--- BEGIN ---

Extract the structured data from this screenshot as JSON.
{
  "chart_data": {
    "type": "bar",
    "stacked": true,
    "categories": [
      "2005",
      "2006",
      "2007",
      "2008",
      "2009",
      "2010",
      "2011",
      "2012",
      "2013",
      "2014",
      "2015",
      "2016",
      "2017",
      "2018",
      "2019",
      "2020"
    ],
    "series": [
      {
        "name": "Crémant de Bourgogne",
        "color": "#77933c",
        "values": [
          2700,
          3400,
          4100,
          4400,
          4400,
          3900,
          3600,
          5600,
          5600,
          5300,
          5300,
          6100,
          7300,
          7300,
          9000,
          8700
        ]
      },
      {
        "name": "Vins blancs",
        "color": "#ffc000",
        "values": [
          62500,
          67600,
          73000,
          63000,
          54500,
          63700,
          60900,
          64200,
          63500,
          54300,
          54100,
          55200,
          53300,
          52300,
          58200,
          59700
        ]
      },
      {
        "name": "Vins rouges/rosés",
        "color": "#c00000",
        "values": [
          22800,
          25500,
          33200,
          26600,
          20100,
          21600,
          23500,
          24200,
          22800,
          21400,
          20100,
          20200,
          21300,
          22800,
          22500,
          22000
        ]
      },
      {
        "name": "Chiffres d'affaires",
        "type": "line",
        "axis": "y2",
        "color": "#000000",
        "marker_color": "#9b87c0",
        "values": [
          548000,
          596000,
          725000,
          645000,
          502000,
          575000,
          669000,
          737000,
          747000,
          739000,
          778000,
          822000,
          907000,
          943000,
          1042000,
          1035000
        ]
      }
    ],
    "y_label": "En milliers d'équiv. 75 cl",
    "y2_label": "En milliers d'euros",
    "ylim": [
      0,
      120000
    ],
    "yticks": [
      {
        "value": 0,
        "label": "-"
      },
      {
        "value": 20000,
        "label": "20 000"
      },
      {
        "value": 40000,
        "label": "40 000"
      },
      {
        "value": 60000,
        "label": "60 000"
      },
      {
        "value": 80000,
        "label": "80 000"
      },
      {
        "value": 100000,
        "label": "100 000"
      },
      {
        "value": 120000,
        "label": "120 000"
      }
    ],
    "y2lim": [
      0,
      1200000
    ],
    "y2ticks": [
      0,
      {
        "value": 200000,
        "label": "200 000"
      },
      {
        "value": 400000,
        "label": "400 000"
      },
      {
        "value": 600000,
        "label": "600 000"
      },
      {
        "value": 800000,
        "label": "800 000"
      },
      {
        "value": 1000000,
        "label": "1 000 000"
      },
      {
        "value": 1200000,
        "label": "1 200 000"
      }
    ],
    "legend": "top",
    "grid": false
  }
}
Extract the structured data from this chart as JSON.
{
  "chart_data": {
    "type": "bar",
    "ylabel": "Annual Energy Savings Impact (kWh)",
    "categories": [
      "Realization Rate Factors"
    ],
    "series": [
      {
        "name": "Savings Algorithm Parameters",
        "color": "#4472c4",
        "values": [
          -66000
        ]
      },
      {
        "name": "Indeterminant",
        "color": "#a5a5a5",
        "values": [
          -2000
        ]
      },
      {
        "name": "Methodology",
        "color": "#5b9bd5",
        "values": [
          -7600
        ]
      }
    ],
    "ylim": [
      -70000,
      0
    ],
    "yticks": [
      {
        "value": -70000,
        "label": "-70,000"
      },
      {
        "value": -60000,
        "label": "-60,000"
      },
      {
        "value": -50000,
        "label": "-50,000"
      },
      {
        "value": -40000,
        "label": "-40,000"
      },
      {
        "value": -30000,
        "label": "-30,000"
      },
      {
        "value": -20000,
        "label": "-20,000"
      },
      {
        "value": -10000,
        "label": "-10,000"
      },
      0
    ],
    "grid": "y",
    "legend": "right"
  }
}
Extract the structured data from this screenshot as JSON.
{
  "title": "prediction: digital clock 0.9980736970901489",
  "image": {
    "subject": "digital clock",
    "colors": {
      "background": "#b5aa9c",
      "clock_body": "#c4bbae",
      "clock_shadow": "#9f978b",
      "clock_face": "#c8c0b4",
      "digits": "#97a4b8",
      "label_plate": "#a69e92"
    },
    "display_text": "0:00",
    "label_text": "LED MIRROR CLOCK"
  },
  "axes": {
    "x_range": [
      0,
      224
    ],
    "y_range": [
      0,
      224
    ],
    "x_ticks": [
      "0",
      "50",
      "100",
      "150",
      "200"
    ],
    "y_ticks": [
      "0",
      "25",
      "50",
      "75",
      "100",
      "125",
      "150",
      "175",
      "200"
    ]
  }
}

--- END ---

* **SHORT TASK**:
Extract all of the data above without altering anything.

* **EXERCISE RESPONSE**:
Extract the structured data from this screenshot as JSON.
{
  "chart_data": {
    "type": "bar",
    "stacked": true,
    "categories": [
      "2005",
      "2006",
      "2007",
      "2008",
      "2009",
      "2010",
      "2011",
      "2012",
      "2013",
      "2014",
      "2015",
      "2016",
      "2017",
      "2018",
      "2019",
      "2020"
    ],
    "series": [
      {
        "name": "Crémant de Bourgogne",
        "color": "#77933c",
        "values": [
          2700,
          3400,
          4100,
          4400,
          4400,
          3900,
          3600,
          5600,
          5600,
          5300,
          5300,
          6100,
          7300,
          7300,
          9000,
          8700
        ]
      },
      {
        "name": "Vins blancs",
        "color": "#ffc000",
        "values": [
          62500,
          67600,
          73000,
          63000,
          54500,
          63700,
          60900,
          64200,
          63500,
          54300,
          54100,
          55200,
          53300,
          52300,
          58200,
          59700
        ]
      },
      {
        "name": "Vins rouges/rosés",
        "color": "#c00000",
        "values": [
          22800,
          25500,
          33200,
          26600,
          20100,
          21600,
          23500,
          24200,
          22800,
          21400,
          20100,
          20200,
          21300,
          22800,
          22500,
          22000
        ]
      },
      {
        "name": "Chiffres d'affaires",
        "type": "line",
        "axis": "y2",
        "color": "#000000",
        "marker_color": "#9b87c0",
        "values": [
          548000,
          596000,
          725000,
          645000,
          502000,
          575000,
          669000,
          737000,
          747000,
          739000,
          778000,
          822000,
          907000,
          943000,
          1042000,
          1035000
        ]
      }
    ],
    "y_label": "En milliers d'équiv. 75 cl",
    "y2_label": "En milliers d'euros",
    "ylim": [
      0,
      120000
    ],
    "yticks": [
      {
        "value": 0,
        "label": "-"
      },
      {
        "value": 20000,
        "label": "20 000"
      },
      {
        "value": 40000,
        "label": "40 000"
      },
      {
        "value": 60000,
        "label": "60 000"
      },
      {
        "value": 80000,
        "label": "80 000"
      },
      {
        "value": 100000,
        "label": "100 000"
      },
      {
        "value": 120000,
        "label": "120 000"
      }
    ],
    "y2lim": [
      0,
      1200000
    ],
    "y2ticks": [
      0,
      {
        "value": 200000,
        "label": "200 000"
      },
      {
        "value": 400000,
        "label": "400 000"
      },
      {
        "value": 600000,
        "label": "600 000"
      },
      {
        "value": 800000,
        "label": "800 000"
      },
      {
        "value": 1000000,
        "label": "1 000 000"
      },
      {
        "value": 1200000,
        "label": "1 200 000"
      }
    ],
    "legend": "top",
    "grid": false
  }
}
Extract the structured data from this chart as JSON.
{
  "chart_data": {
    "type": "bar",
    "ylabel": "Annual Energy Savings Impact (kWh)",
    "categories": [
      "Realization Rate Factors"
    ],
    "series": [
      {
        "name": "Savings Algorithm Parameters",
        "color": "#4472c4",
        "values": [
          -66000
        ]
      },
      {
        "name": "Indeterminant",
        "color": "#a5a5a5",
        "values": [
          -2000
        ]
      },
      {
        "name": "Methodology",
        "color": "#5b9bd5",
        "values": [
          -7600
        ]
      }
    ],
    "ylim": [
      -70000,
      0
    ],
    "yticks": [
      {
        "value": -70000,
        "label": "-70,000"
      },
      {
        "value": -60000,
        "label": "-60,000"
      },
      {
        "value": -50000,
        "label": "-50,000"
      },
      {
        "value": -40000,
        "label": "-40,000"
      },
      {
        "value": -30000,
        "label": "-30,000"
      },
      {
        "value": -20000,
        "label": "-20,000"
      },
      {
        "value": -10000,
        "label": "-10,000"
      },
      0
    ],
    "grid": "y",
    "legend": "right"
  }
}
Extract the structured data from this screenshot as JSON.
{
  "title": "prediction: digital clock 0.9980736970901489",
  "image": {
    "subject": "digital clock",
    "colors": {
      "background": "#b5aa9c",
      "clock_body": "#c4bbae",
      "clock_shadow": "#9f978b",
      "clock_face": "#c8c0b4",
      "digits": "#97a4b8",
      "label_plate": "#a69e92"
    },
    "display_text": "0:00",
    "label_text": "LED MIRROR CLOCK"
  },
  "axes": {
    "x_range": [
      0,
      224
    ],
    "y_range": [
      0,
      224
    ],
    "x_ticks": [
      "0",
      "50",
      "100",
      "150",
      "200"
    ],
    "y_ticks": [
      "0",
      "25",
      "50",
      "75",
      "100",
      "125",
      "150",
      "175",
      "200"
    ]
  }
}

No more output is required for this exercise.